A proposito delle acciughe del Mar Ligure, Riccardo Ferrari, ‘docente nelle visite di scolaresche che arrivano anche da fuori regione (per la presenza delle Colonie Milanesi a Pietra Ligure) può raccontare senza conflitti di interesse: “Acciughe nel ponente savonese non se ne pescano più’ da anni ed i motivi sono molteplici: non vi sono più nella flotta peschereccia del savonese pescherecci con le lampare (gozzi dotati di grandi luci che servivano per attrarre, incuriosire i branchi di acciughe). In larga parte il quantitativo di acciughe si è più che dimezzato. C’è chi sostiene che il divieto di pesca al tonno rosso imposto dalla Comunità Europea ha fatto si che il tonno, come specie, sia più’ che triplicato. Il tonno è grande divoratore di pesce azzurro, e quando andiamo in mare con i nostri gozzi possiamo osservare che vi sono molti branchi di tonni, ad una distanza da terra che si avvicina alle tre-quattro miglia marine”.

_Registro dati_.
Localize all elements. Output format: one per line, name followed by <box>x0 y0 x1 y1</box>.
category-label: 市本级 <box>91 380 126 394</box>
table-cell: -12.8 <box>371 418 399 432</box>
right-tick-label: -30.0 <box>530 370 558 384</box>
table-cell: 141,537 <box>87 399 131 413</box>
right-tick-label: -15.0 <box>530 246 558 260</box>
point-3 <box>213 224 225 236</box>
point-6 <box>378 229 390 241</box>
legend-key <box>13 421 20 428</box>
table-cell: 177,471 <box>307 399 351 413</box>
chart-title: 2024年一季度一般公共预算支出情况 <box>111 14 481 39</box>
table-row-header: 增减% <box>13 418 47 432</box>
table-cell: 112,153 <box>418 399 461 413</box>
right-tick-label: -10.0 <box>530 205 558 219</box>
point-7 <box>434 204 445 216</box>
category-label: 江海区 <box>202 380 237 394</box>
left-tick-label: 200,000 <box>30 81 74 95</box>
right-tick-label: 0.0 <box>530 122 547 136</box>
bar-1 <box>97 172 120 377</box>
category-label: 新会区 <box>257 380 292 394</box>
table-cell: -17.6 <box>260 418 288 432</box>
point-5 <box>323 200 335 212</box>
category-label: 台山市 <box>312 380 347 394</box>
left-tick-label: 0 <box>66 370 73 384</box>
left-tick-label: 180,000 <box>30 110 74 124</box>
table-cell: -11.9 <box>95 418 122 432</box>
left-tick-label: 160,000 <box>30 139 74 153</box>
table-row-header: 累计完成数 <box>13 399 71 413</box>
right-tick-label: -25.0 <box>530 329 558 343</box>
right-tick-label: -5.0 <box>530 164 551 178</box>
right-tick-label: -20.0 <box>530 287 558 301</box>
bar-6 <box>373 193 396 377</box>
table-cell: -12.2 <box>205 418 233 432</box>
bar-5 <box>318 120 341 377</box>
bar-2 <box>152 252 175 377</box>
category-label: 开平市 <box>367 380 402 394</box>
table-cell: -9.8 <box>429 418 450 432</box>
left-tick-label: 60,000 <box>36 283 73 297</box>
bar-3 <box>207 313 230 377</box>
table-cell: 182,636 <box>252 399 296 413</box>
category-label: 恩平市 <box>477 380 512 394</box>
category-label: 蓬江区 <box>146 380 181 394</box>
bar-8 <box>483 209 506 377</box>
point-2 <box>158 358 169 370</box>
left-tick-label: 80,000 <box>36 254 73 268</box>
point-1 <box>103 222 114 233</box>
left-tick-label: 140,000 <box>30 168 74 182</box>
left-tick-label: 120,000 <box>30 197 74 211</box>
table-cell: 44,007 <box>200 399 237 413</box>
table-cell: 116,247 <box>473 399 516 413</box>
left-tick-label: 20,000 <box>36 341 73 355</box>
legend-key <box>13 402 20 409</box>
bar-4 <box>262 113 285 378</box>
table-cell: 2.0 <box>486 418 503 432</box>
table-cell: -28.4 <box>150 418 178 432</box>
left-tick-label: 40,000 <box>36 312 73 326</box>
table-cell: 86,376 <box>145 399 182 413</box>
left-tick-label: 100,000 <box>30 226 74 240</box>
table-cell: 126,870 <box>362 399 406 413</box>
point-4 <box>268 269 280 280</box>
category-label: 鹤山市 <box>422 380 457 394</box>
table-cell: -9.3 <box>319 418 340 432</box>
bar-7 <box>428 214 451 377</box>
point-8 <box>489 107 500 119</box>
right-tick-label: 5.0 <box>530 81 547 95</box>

_Consegna assegnata_.
Per ogni affermazione, di' se concorda con l'estratto sulle acciughe del Mar Ligure: rispondi sì o no e riporta tra virgolette le parole decisive dell'estratto.
(a) Nel ponente savonese non si pescano più acciughe da anni.
(b) Il divieto di pesca al tonno rosso è stato imposto dalla Regione Liguria.
(c) I branchi di tonni si vedono a circa dieci miglia marine da terra.
Per rispondere ci si basa soltanto sull'estratto.

_Esercizio svolto_.
(a) Sì: «Acciughe nel ponente savonese non se ne pescano più’ da anni».
(b) No: «il divieto di pesca al tonno rosso imposto dalla Comunità Europea».
(c) No: «ad una distanza da terra che si avvicina alle tre-quattro miglia marine».